====== Data provided ======

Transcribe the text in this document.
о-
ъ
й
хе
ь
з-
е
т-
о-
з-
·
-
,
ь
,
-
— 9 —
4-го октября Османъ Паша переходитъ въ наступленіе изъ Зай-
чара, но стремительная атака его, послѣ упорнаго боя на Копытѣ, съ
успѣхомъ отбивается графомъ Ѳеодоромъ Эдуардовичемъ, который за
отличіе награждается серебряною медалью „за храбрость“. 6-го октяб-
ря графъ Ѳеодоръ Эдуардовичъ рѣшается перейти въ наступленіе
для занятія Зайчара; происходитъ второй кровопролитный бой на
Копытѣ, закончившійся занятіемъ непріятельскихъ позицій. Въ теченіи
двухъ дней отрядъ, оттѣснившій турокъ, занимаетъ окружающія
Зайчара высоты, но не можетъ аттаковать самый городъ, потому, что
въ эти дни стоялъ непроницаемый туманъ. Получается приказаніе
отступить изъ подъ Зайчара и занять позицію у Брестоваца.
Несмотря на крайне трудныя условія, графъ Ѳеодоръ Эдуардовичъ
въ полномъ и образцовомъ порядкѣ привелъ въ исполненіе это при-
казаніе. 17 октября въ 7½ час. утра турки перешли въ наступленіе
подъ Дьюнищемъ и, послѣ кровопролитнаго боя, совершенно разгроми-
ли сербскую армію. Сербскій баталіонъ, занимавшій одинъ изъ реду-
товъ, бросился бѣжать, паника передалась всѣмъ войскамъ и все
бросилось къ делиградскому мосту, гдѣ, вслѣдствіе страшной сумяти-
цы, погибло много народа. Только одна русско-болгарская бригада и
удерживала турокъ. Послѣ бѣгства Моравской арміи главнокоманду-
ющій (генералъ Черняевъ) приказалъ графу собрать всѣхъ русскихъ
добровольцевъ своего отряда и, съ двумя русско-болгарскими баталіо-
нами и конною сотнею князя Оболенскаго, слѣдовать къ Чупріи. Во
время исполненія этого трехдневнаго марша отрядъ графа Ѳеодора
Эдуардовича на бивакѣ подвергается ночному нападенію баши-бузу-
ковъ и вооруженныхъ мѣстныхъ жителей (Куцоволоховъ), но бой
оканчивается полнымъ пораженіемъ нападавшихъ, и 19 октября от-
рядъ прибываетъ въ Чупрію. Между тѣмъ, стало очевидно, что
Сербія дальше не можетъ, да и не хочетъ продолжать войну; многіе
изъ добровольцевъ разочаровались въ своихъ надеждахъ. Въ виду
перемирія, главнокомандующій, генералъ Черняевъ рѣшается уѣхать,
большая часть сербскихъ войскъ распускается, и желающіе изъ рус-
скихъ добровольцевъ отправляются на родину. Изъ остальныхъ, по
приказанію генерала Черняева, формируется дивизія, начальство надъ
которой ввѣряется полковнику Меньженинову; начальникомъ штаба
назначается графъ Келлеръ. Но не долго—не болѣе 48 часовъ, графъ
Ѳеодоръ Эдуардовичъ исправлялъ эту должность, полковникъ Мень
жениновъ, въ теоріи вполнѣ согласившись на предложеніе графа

======

What to do >> Write down all the entries again without a single difference.

Finished exercise >>
Transcribe the text in this document.
о-
ъ
й
хе
ь
з-
е
т-
о-
з-
·
-
,
ь
,
-
— 9 —
4-го октября Османъ Паша переходитъ въ наступленіе изъ Зай-
чара, но стремительная атака его, послѣ упорнаго боя на Копытѣ, съ
успѣхомъ отбивается графомъ Ѳеодоромъ Эдуардовичемъ, который за
отличіе награждается серебряною медалью „за храбрость“. 6-го октяб-
ря графъ Ѳеодоръ Эдуардовичъ рѣшается перейти въ наступленіе
для занятія Зайчара; происходитъ второй кровопролитный бой на
Копытѣ, закончившійся занятіемъ непріятельскихъ позицій. Въ теченіи
двухъ дней отрядъ, оттѣснившій турокъ, занимаетъ окружающія
Зайчара высоты, но не можетъ аттаковать самый городъ, потому, что
въ эти дни стоялъ непроницаемый туманъ. Получается приказаніе
отступить изъ подъ Зайчара и занять позицію у Брестоваца.
Несмотря на крайне трудныя условія, графъ Ѳеодоръ Эдуардовичъ
въ полномъ и образцовомъ порядкѣ привелъ въ исполненіе это при-
казаніе. 17 октября въ 7½ час. утра турки перешли въ наступленіе
подъ Дьюнищемъ и, послѣ кровопролитнаго боя, совершенно разгроми-
ли сербскую армію. Сербскій баталіонъ, занимавшій одинъ изъ реду-
товъ, бросился бѣжать, паника передалась всѣмъ войскамъ и все
бросилось къ делиградскому мосту, гдѣ, вслѣдствіе страшной сумяти-
цы, погибло много народа. Только одна русско-болгарская бригада и
удерживала турокъ. Послѣ бѣгства Моравской арміи главнокоманду-
ющій (генералъ Черняевъ) приказалъ графу собрать всѣхъ русскихъ
добровольцевъ своего отряда и, съ двумя русско-болгарскими баталіо-
нами и конною сотнею князя Оболенскаго, слѣдовать къ Чупріи. Во
время исполненія этого трехдневнаго марша отрядъ графа Ѳеодора
Эдуардовича на бивакѣ подвергается ночному нападенію баши-бузу-
ковъ и вооруженныхъ мѣстныхъ жителей (Куцоволоховъ), но бой
оканчивается полнымъ пораженіемъ нападавшихъ, и 19 октября от-
рядъ прибываетъ въ Чупрію. Между тѣмъ, стало очевидно, что
Сербія дальше не можетъ, да и не хочетъ продолжать войну; многіе
изъ добровольцевъ разочаровались въ своихъ надеждахъ. Въ виду
перемирія, главнокомандующій, генералъ Черняевъ рѣшается уѣхать,
большая часть сербскихъ войскъ распускается, и желающіе изъ рус-
скихъ добровольцевъ отправляются на родину. Изъ остальныхъ, по
приказанію генерала Черняева, формируется дивизія, начальство надъ
которой ввѣряется полковнику Меньженинову; начальникомъ штаба
назначается графъ Келлеръ. Но не долго—не болѣе 48 часовъ, графъ
Ѳеодоръ Эдуардовичъ исправлялъ эту должность, полковникъ Мень
жениновъ, въ теоріи вполнѣ согласившись на предложеніе графа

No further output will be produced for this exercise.